For this exercise, transcribe all the entries exactly as given and omit the images.

[[ RECORDS SHOWN open ]]

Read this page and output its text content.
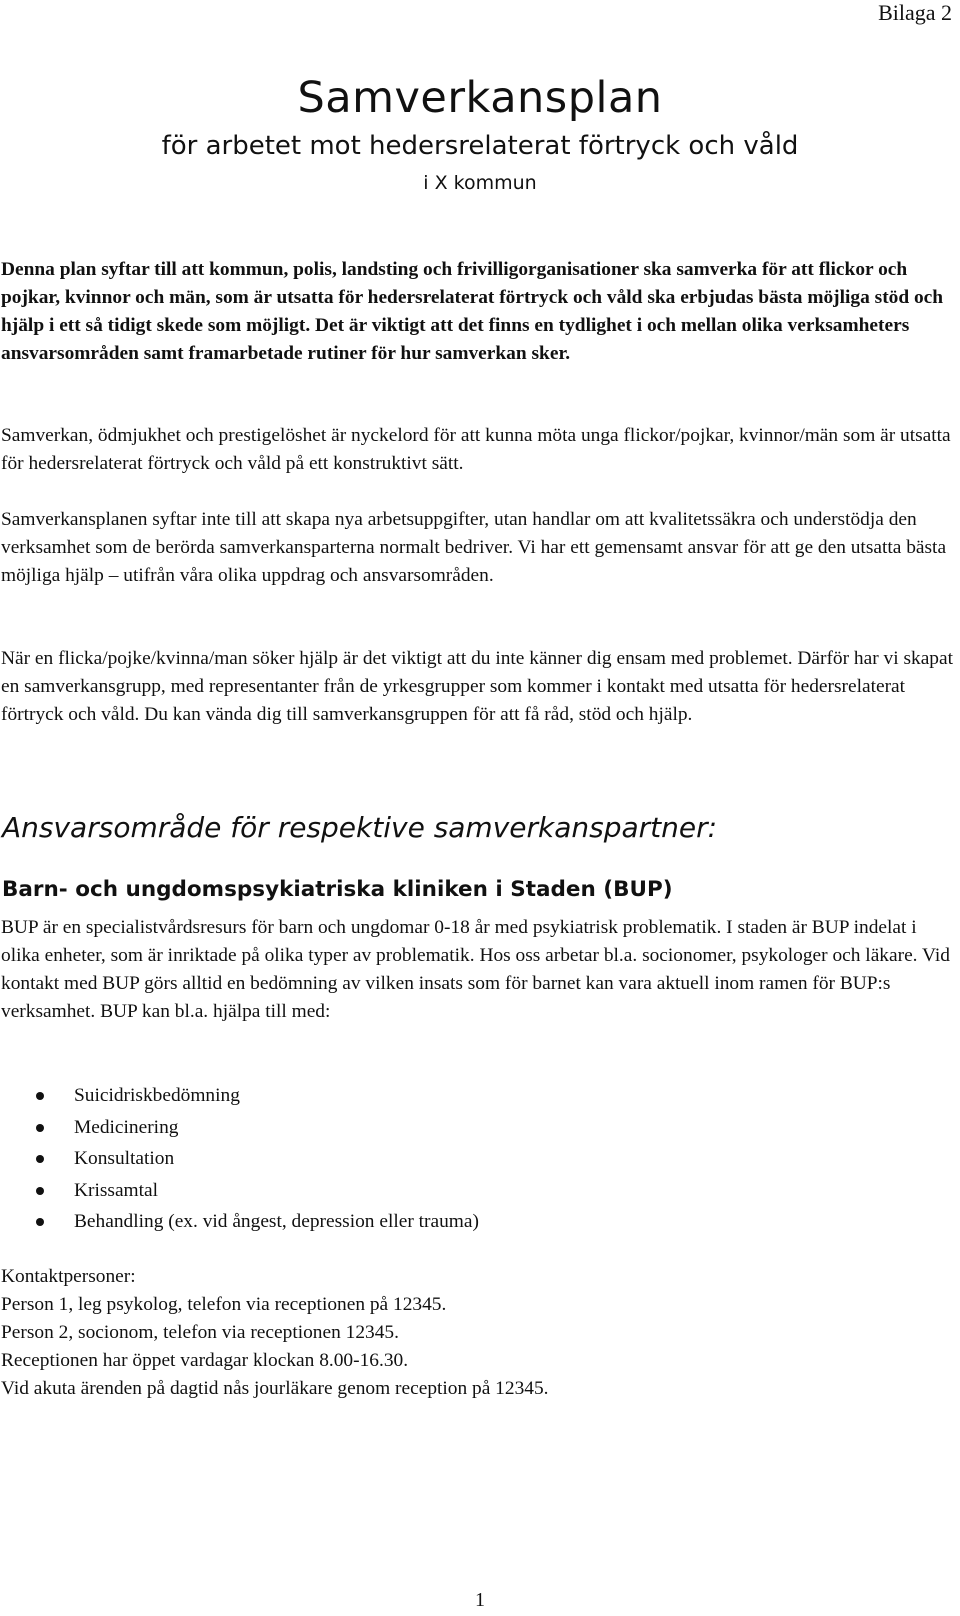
Bilaga 2
Samverkansplan
för arbetet mot hedersrelaterat förtryck och våld
i X kommun

Denna plan syftar till att kommun, polis, landsting och frivilligorganisationer ska samverka för att flickor och pojkar, kvinnor och män, som är utsatta för hedersrelaterat förtryck och våld ska erbjudas bästa möjliga stöd och hjälp i ett så tidigt skede som möjligt. Det är viktigt att det finns en tydlighet i och mellan olika verksamheters ansvarsområden samt framarbetade rutiner för hur samverkan sker.

Samverkan, ödmjukhet och prestigelöshet är nyckelord för att kunna möta unga flickor/pojkar, kvinnor/män som är utsatta för hedersrelaterat förtryck och våld på ett konstruktivt sätt.

Samverkansplanen syftar inte till att skapa nya arbetsuppgifter, utan handlar om att kvalitetssäkra och understödja den verksamhet som de berörda samverkansparterna normalt bedriver. Vi har ett gemensamt ansvar för att ge den utsatta bästa möjliga hjälp – utifrån våra olika uppdrag och ansvarsområden.

När en flicka/pojke/kvinna/man söker hjälp är det viktigt att du inte känner dig ensam med problemet. Därför har vi skapat en samverkansgrupp, med representanter från de yrkesgrupper som kommer i kontakt med utsatta för hedersrelaterat förtryck och våld. Du kan vända dig till samverkansgruppen för att få råd, stöd och hjälp.

Ansvarsområde för respektive samverkanspartner:
Barn- och ungdomspsykiatriska kliniken i Staden (BUP)

BUP är en specialistvårdsresurs för barn och ungdomar 0-18 år med psykiatrisk problematik. I staden är BUP indelat i olika enheter, som är inriktade på olika typer av problematik. Hos oss arbetar bl.a. socionomer, psykologer och läkare. Vid kontakt med BUP görs alltid en bedömning av vilken insats som för barnet kan vara aktuell inom ramen för BUP:s verksamhet. BUP kan bl.a. hjälpa till med:

Suicidriskbedömning
Medicinering
Konsultation
Krissamtal
Behandling (ex. vid ångest, depression eller trauma)
Kontaktpersoner:
Person 1, leg psykolog, telefon via receptionen på 12345.
Person 2, socionom, telefon via receptionen 12345.
Receptionen har öppet vardagar klockan 8.00-16.30.
Vid akuta ärenden på dagtid nås jourläkare genom reception på 12345.
1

[[ RECORDS SHOWN closed ]]

> [RESPONSE TO THE TASK]:
Read this page and output its text content.
Bilaga 2
Samverkansplan
för arbetet mot hedersrelaterat förtryck och våld
i X kommun

Denna plan syftar till att kommun, polis, landsting och frivilligorganisationer ska samverka för att flickor och pojkar, kvinnor och män, som är utsatta för hedersrelaterat förtryck och våld ska erbjudas bästa möjliga stöd och hjälp i ett så tidigt skede som möjligt. Det är viktigt att det finns en tydlighet i och mellan olika verksamheters ansvarsområden samt framarbetade rutiner för hur samverkan sker.

Samverkan, ödmjukhet och prestigelöshet är nyckelord för att kunna möta unga flickor/pojkar, kvinnor/män som är utsatta för hedersrelaterat förtryck och våld på ett konstruktivt sätt.

Samverkansplanen syftar inte till att skapa nya arbetsuppgifter, utan handlar om att kvalitetssäkra och understödja den verksamhet som de berörda samverkansparterna normalt bedriver. Vi har ett gemensamt ansvar för att ge den utsatta bästa möjliga hjälp – utifrån våra olika uppdrag och ansvarsområden.

När en flicka/pojke/kvinna/man söker hjälp är det viktigt att du inte känner dig ensam med problemet. Därför har vi skapat en samverkansgrupp, med representanter från de yrkesgrupper som kommer i kontakt med utsatta för hedersrelaterat förtryck och våld. Du kan vända dig till samverkansgruppen för att få råd, stöd och hjälp.

Ansvarsområde för respektive samverkanspartner:
Barn- och ungdomspsykiatriska kliniken i Staden (BUP)

BUP är en specialistvårdsresurs för barn och ungdomar 0-18 år med psykiatrisk problematik. I staden är BUP indelat i olika enheter, som är inriktade på olika typer av problematik. Hos oss arbetar bl.a. socionomer, psykologer och läkare. Vid kontakt med BUP görs alltid en bedömning av vilken insats som för barnet kan vara aktuell inom ramen för BUP:s verksamhet. BUP kan bl.a. hjälpa till med:

Suicidriskbedömning
Medicinering
Konsultation
Krissamtal
Behandling (ex. vid ångest, depression eller trauma)
Kontaktpersoner:
Person 1, leg psykolog, telefon via receptionen på 12345.
Person 2, socionom, telefon via receptionen 12345.
Receptionen har öppet vardagar klockan 8.00-16.30.
Vid akuta ärenden på dagtid nås jourläkare genom reception på 12345.
1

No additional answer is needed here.